**Selected extract**
BioPharma

Aura Biosciences pulls in $21M for tumor-targeted rare eye cancer therapy

Biotech company Aura Biosciences has secured a $21 million Series B round of funding led by financing from Advent Life Sciences and both new and previous investors. The company is focused on using the money to further develop its mini-drug-delivery capsules (synthetic viruses). This technology was discovered and developed in partnership with Dr. John Schiller […]

Biotech company Aura Biosciences has secured a $21 million Series B round of funding led by financing from Advent Life Sciences and both new and previous investors.

The company is focused on using the money to further develop its mini-drug-delivery capsules (synthetic viruses). This technology was discovered and developed in partnership with Dr. John Schiller at the National Cancer Institute (NCI), which eliminates the risk of affecting healthy tissue, specifically being used with rare ocular cancer treatment in this case.

The funding will allow the company to move forward with clinical study phases to ensure that the drug is safe and provide the go-ahead for the registration phase, according to Elisabet de los Pinos, founder and CEO of Aura Biosciences.

presented by

“Our investors share our vision and our conviction that our technology will uniquely enable the development of breakthrough therapies for orphan cancers that have no effective treatments,” Pinos said in a press release. “Our lead product is focused on treating ocular cancers that are life-threatening, yet for which patients have no targeted or FDA-approved therapies available.  We are dedicated to bringing to this patient population first-in-class therapies that can both eliminate the tumor and preserve vision.”

The focus of developing this particular therapy with eye cancer, which had other potential candidate cancers originally, is simply due to the fact that there is no other drug approved in that particular area. In turn, that will allow for a quicker transition into a commercial product than if the technology was directed toward things like pancreatic or breast cancer, Pinos says.

“Although, that does not mean we cannot do it,” Pinos added, verifying that this technology could have many uses for various cancers moving forward.

**Listed records**
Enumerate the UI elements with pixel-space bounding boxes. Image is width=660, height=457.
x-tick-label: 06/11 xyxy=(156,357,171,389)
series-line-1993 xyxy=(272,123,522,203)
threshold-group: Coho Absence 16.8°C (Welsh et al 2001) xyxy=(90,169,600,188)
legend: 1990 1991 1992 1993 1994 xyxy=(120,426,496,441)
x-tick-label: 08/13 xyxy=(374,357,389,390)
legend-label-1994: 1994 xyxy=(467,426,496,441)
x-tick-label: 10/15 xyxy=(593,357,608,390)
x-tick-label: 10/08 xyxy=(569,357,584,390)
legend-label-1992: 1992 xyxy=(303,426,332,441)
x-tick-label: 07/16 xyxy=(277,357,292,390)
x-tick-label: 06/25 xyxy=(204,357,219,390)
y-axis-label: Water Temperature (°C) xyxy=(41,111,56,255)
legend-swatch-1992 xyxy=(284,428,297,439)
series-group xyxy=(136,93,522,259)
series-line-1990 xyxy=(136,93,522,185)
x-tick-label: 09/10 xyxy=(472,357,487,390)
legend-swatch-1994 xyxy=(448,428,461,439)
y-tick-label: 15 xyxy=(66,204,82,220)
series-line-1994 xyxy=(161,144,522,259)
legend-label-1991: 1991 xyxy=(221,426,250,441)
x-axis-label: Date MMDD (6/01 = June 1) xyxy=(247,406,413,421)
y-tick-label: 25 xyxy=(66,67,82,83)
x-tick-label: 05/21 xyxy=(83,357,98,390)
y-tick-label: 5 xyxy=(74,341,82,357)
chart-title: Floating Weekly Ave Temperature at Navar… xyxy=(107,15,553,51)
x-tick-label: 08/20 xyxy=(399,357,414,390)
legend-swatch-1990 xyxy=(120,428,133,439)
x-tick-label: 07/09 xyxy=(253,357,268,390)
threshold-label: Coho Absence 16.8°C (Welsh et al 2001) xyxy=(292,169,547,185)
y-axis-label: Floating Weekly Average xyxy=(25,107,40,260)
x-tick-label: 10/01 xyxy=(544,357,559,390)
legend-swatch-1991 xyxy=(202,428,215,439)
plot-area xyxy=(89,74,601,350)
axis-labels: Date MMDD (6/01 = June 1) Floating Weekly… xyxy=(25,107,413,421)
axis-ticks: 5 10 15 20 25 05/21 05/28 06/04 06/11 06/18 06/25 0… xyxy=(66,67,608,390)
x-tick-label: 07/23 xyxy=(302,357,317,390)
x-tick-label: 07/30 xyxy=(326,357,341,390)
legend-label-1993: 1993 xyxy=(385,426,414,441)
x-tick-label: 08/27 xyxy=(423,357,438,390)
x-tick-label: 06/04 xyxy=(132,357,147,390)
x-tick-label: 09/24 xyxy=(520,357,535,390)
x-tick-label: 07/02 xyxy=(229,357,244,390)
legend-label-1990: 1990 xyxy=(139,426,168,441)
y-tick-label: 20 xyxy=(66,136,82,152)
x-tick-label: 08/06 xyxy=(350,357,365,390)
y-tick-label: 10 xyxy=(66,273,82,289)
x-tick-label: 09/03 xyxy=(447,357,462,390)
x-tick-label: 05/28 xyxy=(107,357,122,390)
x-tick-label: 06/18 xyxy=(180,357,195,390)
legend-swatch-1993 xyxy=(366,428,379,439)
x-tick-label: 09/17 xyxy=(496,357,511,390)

**Directions for this task**
In the article on Aura Biosciences' Series B funding, which organizations have their names written out in full rather than given only as an abbreviation?

**Task solution**
Aura Biosciences, Advent Life Sciences, National Cancer Institute